### AIM
Write every line out verbatim and omit the pictures.

### ENTRIES SHOWN
[start]

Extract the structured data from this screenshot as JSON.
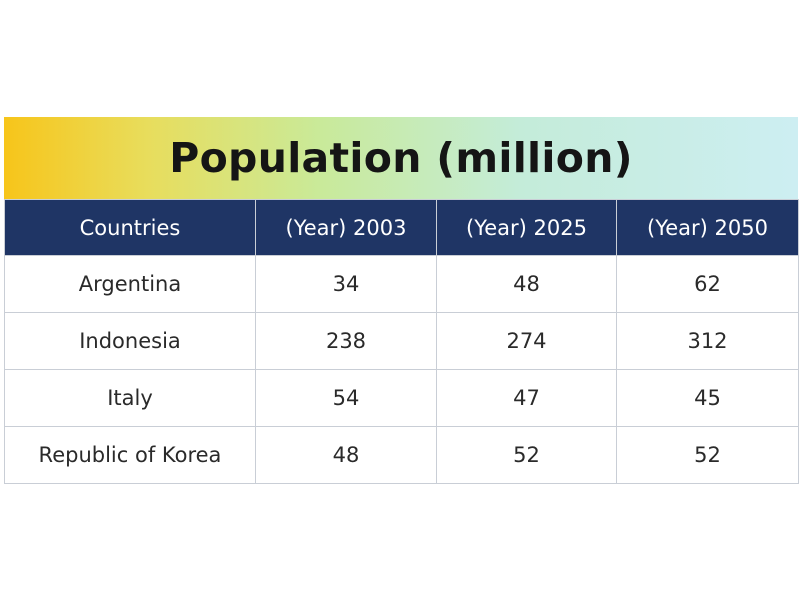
{
  "colors": {
    "header_bg": "#1f3565",
    "header_text": "#ffffff",
    "title_gradient": [
      "#f7c51a",
      "#c9ea9a",
      "#cdeef2"
    ],
    "grid": "#c9ced6"
  },
  "chart_data": {
    "type": "table",
    "title": "Population (million)",
    "columns": [
      "Countries",
      "(Year) 2003",
      "(Year) 2025",
      "(Year) 2050"
    ],
    "rows": [
      [
        "Argentina",
        "34",
        "48",
        "62"
      ],
      [
        "Indonesia",
        "238",
        "274",
        "312"
      ],
      [
        "Italy",
        "54",
        "47",
        "45"
      ],
      [
        "Republic of Korea",
        "48",
        "52",
        "52"
      ]
    ]
  }
}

[end]

### COMPLETE RESPONSE
Extract the structured data from this screenshot as JSON.
{
  "colors": {
    "header_bg": "#1f3565",
    "header_text": "#ffffff",
    "title_gradient": [
      "#f7c51a",
      "#c9ea9a",
      "#cdeef2"
    ],
    "grid": "#c9ced6"
  },
  "chart_data": {
    "type": "table",
    "title": "Population (million)",
    "columns": [
      "Countries",
      "(Year) 2003",
      "(Year) 2025",
      "(Year) 2050"
    ],
    "rows": [
      [
        "Argentina",
        "34",
        "48",
        "62"
      ],
      [
        "Indonesia",
        "238",
        "274",
        "312"
      ],
      [
        "Italy",
        "54",
        "47",
        "45"
      ],
      [
        "Republic of Korea",
        "48",
        "52",
        "52"
      ]
    ]
  }
}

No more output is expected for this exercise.